- Given entries -
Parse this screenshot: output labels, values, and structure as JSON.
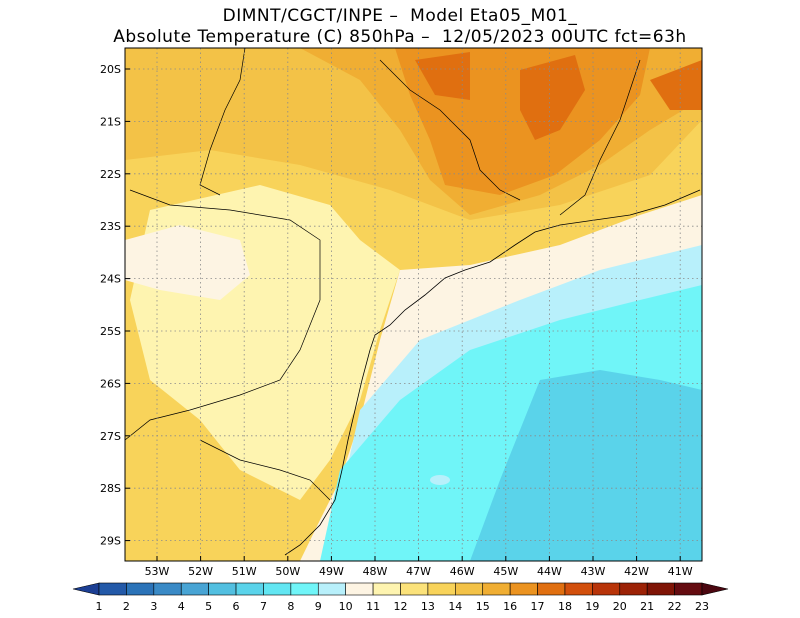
{
  "title": {
    "line1": "DIMNT/CGCT/INPE –  Model Eta05_M01_",
    "line2": "Absolute Temperature (C) 850hPa –  12/05/2023 00UTC fct=63h"
  },
  "map": {
    "lat_labels": [
      "20S",
      "21S",
      "22S",
      "23S",
      "24S",
      "25S",
      "26S",
      "27S",
      "28S",
      "29S"
    ],
    "lon_labels": [
      "53W",
      "52W",
      "51W",
      "50W",
      "49W",
      "48W",
      "47W",
      "46W",
      "45W",
      "44W",
      "43W",
      "42W",
      "41W"
    ],
    "gridlines": "dotted"
  },
  "colorbar": {
    "labels": [
      "1",
      "2",
      "3",
      "4",
      "5",
      "6",
      "7",
      "8",
      "9",
      "10",
      "11",
      "12",
      "13",
      "14",
      "15",
      "16",
      "17",
      "18",
      "19",
      "20",
      "21",
      "22",
      "23"
    ],
    "colors": [
      "#1c3f94",
      "#2359a8",
      "#2b73b8",
      "#3a8ac6",
      "#48a4d4",
      "#52bfe0",
      "#5ad3ea",
      "#62e6f2",
      "#70f5f8",
      "#b8f0fb",
      "#fdf4e3",
      "#fef4b0",
      "#fbe27a",
      "#f8d35a",
      "#f3c247",
      "#f0ae33",
      "#eb9320",
      "#e06f10",
      "#d24f0c",
      "#b83409",
      "#9c2206",
      "#7f1406",
      "#640b10",
      "#4b0710"
    ]
  }
}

- What is expected -
Every entry should be returned exactly as written, minus the pictures.

- Correct output -
Parse this screenshot: output labels, values, and structure as JSON.
{
  "title": {
    "line1": "DIMNT/CGCT/INPE –  Model Eta05_M01_",
    "line2": "Absolute Temperature (C) 850hPa –  12/05/2023 00UTC fct=63h"
  },
  "map": {
    "lat_labels": [
      "20S",
      "21S",
      "22S",
      "23S",
      "24S",
      "25S",
      "26S",
      "27S",
      "28S",
      "29S"
    ],
    "lon_labels": [
      "53W",
      "52W",
      "51W",
      "50W",
      "49W",
      "48W",
      "47W",
      "46W",
      "45W",
      "44W",
      "43W",
      "42W",
      "41W"
    ],
    "gridlines": "dotted"
  },
  "colorbar": {
    "labels": [
      "1",
      "2",
      "3",
      "4",
      "5",
      "6",
      "7",
      "8",
      "9",
      "10",
      "11",
      "12",
      "13",
      "14",
      "15",
      "16",
      "17",
      "18",
      "19",
      "20",
      "21",
      "22",
      "23"
    ],
    "colors": [
      "#1c3f94",
      "#2359a8",
      "#2b73b8",
      "#3a8ac6",
      "#48a4d4",
      "#52bfe0",
      "#5ad3ea",
      "#62e6f2",
      "#70f5f8",
      "#b8f0fb",
      "#fdf4e3",
      "#fef4b0",
      "#fbe27a",
      "#f8d35a",
      "#f3c247",
      "#f0ae33",
      "#eb9320",
      "#e06f10",
      "#d24f0c",
      "#b83409",
      "#9c2206",
      "#7f1406",
      "#640b10",
      "#4b0710"
    ]
  }
}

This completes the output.